Four U.S. Navy ships entered the Barents Sea for the first time in decades as part of operations aimed at ensuring freedom of navigation in the Arctic Circle.
“Three Arleigh Burke-class Aegis destroyers USS Donald Cook (DDG 75), USS Porter (DDG 78), USS Roosevelt (DDG 80) are supported by fast combat support ship USNS Supply (T-AOE 6), and joined by the Royal Navy’s HMS Kent (F 78) to assert freedom of navigation and demonstrate seamless integration among allies,” reported the press service of the U.S. 6th Fleet.
U.S. ships, unlike submarines that regularly navigate in Arctic waters, have not entered the Barents Sea since the mid-1980s.
"In these challenging times, it is more important than ever that we maintain our steady drumbeat of operations across the European theater, while taking prudent measures to protect the health of our force," said Vice Admiral Lisa Franchetti, Commander of the Sixth Fleet.
She added that the operation was key to strengthening the basics of preparedness in the Arctic, where severe weather conditions pose a serious challenge for ships.

(Dataset records)
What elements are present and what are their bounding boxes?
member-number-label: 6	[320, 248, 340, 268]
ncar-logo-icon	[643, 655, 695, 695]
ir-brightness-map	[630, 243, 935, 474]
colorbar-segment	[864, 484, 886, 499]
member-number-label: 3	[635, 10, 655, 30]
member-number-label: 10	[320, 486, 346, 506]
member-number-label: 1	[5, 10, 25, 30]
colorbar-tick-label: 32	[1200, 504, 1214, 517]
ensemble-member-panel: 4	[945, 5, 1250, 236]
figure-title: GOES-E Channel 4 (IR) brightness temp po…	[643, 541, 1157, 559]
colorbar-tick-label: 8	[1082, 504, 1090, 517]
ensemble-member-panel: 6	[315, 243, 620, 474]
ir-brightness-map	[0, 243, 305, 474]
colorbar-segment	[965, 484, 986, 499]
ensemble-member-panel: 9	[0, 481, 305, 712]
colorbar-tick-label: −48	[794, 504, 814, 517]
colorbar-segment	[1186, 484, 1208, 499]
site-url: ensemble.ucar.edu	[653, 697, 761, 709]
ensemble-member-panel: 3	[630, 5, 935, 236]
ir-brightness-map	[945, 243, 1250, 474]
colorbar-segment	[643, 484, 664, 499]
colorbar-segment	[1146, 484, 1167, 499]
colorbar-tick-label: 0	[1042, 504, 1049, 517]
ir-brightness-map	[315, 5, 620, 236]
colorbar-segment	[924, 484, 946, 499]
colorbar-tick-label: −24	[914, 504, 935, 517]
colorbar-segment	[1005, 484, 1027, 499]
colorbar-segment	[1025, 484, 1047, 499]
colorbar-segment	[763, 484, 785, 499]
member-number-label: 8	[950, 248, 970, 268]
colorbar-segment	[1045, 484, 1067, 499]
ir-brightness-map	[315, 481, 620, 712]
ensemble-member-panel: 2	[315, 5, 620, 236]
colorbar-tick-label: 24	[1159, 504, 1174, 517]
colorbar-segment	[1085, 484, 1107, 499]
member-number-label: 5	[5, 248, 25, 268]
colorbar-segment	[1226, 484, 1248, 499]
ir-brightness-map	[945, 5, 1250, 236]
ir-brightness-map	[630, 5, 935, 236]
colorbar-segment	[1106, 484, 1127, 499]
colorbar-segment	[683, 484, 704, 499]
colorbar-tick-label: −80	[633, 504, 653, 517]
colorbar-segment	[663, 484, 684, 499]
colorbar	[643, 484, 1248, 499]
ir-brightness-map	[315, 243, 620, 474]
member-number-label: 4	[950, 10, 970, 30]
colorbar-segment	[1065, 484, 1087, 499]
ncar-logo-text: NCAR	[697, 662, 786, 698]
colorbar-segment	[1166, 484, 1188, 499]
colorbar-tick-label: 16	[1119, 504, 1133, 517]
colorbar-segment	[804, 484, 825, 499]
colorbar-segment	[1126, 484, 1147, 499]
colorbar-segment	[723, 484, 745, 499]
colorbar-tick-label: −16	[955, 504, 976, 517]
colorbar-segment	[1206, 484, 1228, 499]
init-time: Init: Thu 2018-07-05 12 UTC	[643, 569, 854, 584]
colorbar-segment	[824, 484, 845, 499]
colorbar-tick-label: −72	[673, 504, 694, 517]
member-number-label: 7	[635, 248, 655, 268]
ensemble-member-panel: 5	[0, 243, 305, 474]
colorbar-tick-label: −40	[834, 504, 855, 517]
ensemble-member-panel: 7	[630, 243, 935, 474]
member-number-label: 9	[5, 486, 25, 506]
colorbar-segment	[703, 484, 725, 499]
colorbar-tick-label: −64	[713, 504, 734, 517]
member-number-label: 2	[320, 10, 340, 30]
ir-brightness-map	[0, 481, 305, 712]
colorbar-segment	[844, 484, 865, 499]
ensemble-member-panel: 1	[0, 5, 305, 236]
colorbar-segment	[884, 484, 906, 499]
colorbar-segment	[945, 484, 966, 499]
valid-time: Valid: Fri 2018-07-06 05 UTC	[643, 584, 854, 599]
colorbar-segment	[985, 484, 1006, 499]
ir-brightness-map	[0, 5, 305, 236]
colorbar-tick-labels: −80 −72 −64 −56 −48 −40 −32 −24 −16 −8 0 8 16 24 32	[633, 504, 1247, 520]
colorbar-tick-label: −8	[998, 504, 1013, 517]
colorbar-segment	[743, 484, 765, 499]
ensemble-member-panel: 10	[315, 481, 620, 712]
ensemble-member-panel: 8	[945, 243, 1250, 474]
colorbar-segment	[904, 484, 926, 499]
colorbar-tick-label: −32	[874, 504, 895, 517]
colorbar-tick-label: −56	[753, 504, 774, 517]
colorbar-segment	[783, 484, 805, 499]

→ **Work instructions**:
1. List every ship named in the Barents Sea article, with the hull number given for each.
2. Turn the paragraph of the Barents Sea article that begins "Three Arleigh Burke-class" into a short bulleted list that keeps its main facts.
3. Please extend the Barents Sea article with a few more sentences, picking up after its last sentence.

→ **List of answers**:
1.
- USS Donald Cook (DDG 75)
- USS Porter (DDG 78)
- USS Roosevelt (DDG 80)
- USNS Supply (T-AOE 6)
- HMS Kent (F 78)

2.
- Ships: three Arleigh Burke-class Aegis destroyers (USS Donald Cook, USS Porter, USS Roosevelt)
- Support: fast combat support ship USNS Supply
- Ally: joined by the Royal Navy's HMS Kent
- Aims: assert freedom of navigation and demonstrate seamless integration among allies
- Source: press service of the U.S. 6th Fleet

3.
The Russian Ministry of Defense was notified of the visit to the Barents Sea, May 1. The notification was made in an effort to avoid misperceptions, reduce risk, and prevent inadvertent escalation
General Tod Walters, commander of U.S. European Command, speaking to the Senate Armed Services Committee in February, said the situation in the Arctic remains a "serious concern" for the Alliance amid increased military activity of Russia and China in the region.
He suggested that the United States should maintain the same level of concentration in the Arctic as in the Baltic region and other regions.
NATO exercises were launched in the Arctic in March, but they were halted ahead of schedule by the Norwegian government due to the coronavirus pandemic. The maneuvers, called Cold Response 2020, were part of a larger "Defender of Europe 2020" exercise, various elements of which have been cancelled, rescheduled or modified due to COVID-19.